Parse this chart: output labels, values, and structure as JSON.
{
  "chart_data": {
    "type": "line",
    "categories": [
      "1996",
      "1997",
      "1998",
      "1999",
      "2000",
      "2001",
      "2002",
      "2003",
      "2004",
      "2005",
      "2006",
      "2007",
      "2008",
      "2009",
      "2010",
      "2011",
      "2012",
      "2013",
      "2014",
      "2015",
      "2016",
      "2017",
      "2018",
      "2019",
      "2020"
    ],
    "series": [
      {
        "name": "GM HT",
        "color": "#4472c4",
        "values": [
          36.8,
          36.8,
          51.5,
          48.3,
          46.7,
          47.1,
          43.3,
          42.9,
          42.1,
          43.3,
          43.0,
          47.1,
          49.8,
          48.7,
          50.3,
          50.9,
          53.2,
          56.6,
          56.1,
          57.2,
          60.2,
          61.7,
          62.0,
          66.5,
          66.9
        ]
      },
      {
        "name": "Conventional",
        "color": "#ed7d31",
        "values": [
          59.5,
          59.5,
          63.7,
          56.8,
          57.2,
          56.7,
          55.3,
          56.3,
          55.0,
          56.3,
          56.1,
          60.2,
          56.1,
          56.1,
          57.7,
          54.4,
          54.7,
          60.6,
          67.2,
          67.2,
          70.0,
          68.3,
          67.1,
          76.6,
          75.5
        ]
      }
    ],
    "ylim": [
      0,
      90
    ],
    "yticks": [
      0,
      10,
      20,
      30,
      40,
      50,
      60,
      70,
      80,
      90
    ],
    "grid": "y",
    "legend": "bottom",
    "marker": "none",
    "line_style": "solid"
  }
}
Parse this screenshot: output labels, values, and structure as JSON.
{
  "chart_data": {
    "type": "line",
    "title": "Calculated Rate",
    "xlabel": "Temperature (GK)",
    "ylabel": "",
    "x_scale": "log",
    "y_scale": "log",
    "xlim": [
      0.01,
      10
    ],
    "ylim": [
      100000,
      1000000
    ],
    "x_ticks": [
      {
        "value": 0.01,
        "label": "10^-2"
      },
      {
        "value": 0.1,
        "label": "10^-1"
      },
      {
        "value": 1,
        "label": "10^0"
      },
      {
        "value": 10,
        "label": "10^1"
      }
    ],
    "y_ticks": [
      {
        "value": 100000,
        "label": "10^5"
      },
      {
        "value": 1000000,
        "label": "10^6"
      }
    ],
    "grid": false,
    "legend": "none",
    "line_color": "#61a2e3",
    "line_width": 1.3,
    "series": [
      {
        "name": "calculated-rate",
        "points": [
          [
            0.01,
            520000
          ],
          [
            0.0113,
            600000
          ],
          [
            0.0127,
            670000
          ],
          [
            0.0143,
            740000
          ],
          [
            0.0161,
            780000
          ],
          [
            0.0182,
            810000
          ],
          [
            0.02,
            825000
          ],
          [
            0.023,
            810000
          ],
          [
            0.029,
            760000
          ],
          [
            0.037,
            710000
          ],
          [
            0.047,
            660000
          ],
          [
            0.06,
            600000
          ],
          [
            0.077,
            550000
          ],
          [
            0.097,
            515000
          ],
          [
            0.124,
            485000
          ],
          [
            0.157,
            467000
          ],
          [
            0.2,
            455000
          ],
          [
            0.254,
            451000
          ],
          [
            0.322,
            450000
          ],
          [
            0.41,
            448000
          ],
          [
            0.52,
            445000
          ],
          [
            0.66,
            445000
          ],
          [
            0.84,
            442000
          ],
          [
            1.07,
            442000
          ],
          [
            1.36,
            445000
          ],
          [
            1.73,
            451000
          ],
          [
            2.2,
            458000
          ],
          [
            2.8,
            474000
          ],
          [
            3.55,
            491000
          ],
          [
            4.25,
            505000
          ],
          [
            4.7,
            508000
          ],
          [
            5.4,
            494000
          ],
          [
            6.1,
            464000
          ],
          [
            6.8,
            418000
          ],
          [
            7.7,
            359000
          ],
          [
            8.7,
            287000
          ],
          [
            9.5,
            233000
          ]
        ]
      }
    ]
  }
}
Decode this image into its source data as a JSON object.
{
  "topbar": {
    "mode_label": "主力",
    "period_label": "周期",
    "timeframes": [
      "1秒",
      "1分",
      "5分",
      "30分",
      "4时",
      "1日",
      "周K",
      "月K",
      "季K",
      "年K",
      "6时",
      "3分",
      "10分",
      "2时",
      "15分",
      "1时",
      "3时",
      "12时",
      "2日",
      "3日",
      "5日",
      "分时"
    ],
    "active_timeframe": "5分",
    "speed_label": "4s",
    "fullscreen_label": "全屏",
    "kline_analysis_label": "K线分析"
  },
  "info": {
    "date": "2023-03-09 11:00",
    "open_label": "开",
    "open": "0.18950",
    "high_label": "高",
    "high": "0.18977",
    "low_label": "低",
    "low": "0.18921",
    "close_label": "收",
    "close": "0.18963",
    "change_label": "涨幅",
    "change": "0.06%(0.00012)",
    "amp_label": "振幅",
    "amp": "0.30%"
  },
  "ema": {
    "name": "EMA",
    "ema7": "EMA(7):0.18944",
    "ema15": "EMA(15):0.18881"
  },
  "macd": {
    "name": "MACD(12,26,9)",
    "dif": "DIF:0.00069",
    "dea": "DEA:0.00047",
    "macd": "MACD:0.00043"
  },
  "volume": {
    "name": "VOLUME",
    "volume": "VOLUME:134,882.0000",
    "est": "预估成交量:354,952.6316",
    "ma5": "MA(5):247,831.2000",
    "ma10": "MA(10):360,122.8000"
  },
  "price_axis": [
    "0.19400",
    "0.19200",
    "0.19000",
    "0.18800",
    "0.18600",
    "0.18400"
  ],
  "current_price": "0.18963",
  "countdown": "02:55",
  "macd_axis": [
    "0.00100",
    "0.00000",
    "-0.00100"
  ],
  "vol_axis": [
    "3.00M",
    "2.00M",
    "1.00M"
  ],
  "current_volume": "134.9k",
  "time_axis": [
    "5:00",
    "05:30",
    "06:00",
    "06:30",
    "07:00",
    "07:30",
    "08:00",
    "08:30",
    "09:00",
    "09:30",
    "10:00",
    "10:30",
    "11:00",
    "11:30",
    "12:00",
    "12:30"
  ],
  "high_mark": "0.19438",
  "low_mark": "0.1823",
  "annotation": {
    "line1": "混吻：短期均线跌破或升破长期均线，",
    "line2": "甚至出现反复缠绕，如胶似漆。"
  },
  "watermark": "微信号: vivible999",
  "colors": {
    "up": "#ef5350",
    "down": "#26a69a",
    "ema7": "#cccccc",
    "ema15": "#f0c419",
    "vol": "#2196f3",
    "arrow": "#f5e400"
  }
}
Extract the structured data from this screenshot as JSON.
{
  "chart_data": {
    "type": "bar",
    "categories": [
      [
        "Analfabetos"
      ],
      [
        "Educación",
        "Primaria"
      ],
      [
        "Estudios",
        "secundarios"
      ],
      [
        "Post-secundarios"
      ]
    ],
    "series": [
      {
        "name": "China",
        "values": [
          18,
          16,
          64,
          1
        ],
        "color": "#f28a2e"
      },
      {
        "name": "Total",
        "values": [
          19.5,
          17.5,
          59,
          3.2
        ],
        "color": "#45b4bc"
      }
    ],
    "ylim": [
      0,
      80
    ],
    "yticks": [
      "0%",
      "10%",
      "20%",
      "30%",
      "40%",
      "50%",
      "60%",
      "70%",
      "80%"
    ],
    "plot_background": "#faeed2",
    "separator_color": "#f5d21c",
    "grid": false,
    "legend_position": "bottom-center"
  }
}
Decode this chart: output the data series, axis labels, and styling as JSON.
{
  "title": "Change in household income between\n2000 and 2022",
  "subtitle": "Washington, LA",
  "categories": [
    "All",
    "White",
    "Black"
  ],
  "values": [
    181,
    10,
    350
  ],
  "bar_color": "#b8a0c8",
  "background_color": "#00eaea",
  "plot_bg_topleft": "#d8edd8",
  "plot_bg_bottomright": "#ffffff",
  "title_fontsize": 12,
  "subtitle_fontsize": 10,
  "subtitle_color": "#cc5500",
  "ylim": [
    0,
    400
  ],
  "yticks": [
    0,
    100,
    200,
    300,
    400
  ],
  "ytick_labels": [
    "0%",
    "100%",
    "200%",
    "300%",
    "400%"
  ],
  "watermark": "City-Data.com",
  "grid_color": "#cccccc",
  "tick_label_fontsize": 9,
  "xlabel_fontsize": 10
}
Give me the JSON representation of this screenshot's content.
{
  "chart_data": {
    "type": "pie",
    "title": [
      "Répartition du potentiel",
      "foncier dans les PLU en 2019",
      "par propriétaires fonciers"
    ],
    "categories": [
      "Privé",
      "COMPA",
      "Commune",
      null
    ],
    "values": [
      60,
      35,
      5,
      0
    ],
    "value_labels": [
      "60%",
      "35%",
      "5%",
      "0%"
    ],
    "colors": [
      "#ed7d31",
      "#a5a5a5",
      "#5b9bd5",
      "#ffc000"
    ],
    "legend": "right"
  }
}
::::
Every line of the listing that holds "Parse" should be found and copied.

> _RESULT OF THIS EXERCISE_:
Parse this chart: output labels, values, and structure as JSON.
Parse this screenshot: output labels, values, and structure as JSON.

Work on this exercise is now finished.